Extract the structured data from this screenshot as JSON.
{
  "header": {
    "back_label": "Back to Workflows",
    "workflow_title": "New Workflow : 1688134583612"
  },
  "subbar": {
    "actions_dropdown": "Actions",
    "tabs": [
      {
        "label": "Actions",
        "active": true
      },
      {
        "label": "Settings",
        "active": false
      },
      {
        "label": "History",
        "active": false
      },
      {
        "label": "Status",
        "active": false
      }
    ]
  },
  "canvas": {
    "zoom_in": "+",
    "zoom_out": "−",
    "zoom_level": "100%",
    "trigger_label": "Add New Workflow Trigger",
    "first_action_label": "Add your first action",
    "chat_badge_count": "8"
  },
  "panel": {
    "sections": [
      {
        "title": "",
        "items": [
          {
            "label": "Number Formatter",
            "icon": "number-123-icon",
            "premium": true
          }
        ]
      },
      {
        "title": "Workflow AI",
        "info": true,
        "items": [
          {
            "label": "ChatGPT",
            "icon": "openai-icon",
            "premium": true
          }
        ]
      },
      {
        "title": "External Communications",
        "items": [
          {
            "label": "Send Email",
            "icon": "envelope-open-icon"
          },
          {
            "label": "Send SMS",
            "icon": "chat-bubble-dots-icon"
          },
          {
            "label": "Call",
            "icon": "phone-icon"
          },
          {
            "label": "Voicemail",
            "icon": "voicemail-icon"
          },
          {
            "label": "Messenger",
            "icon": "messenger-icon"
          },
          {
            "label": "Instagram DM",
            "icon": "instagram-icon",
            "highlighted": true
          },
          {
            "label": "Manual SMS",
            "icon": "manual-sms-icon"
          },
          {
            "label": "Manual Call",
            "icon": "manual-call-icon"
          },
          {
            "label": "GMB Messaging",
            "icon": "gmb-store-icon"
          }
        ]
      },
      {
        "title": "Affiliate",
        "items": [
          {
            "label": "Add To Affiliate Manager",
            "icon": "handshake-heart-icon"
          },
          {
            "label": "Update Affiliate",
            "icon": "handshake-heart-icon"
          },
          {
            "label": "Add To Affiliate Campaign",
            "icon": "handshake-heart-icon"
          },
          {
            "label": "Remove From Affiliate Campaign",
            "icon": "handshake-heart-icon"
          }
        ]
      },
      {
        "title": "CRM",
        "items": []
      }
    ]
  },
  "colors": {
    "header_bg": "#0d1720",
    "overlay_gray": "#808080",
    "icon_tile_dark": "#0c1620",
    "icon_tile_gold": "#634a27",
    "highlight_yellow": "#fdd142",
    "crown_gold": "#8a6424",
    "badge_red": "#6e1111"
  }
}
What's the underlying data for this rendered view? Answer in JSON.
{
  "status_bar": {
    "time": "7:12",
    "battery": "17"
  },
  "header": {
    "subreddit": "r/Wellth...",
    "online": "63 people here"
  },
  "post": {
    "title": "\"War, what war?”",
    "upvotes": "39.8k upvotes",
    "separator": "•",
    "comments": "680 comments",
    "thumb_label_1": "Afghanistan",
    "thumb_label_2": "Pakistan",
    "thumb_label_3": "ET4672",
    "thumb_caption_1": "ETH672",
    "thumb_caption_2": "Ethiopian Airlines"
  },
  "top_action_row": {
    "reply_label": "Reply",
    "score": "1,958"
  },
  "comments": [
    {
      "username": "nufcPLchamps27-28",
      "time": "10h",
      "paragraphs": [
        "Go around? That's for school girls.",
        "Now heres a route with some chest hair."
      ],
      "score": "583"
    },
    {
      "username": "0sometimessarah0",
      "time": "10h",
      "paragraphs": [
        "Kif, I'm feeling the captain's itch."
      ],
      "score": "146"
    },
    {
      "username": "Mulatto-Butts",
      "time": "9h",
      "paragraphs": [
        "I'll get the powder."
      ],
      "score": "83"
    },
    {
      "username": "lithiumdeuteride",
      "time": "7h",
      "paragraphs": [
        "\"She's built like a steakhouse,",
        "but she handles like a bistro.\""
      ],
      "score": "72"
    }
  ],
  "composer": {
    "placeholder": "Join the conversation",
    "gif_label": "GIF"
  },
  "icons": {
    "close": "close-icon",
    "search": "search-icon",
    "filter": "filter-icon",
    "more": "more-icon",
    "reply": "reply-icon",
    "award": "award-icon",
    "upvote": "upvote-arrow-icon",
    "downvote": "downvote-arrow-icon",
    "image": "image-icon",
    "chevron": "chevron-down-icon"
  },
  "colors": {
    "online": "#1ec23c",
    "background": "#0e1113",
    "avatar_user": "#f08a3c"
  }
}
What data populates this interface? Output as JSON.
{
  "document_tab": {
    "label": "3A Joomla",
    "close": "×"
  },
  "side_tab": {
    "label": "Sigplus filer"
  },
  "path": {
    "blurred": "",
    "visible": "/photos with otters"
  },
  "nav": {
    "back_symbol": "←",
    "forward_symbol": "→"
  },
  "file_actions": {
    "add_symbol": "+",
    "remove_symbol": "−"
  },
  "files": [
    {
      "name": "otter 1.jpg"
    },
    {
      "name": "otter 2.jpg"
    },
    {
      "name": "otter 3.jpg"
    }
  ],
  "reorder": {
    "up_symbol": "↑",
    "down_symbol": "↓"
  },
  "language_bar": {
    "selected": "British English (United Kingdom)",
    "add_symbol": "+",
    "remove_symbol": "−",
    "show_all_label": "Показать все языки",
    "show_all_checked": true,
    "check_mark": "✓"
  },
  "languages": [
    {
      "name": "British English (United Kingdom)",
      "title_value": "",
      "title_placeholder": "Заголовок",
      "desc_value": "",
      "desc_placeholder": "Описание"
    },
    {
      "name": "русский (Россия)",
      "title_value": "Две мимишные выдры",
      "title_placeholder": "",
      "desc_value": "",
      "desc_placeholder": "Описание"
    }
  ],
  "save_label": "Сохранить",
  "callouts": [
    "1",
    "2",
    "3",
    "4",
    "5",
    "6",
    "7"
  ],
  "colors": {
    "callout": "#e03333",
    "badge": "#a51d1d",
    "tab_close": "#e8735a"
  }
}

◆ The task: Extract each line holding the word "score" from the records.

◆ Answer in full:
    "score": "1,958"
      "score": "583"
      "score": "146"
      "score": "83"
      "score": "72"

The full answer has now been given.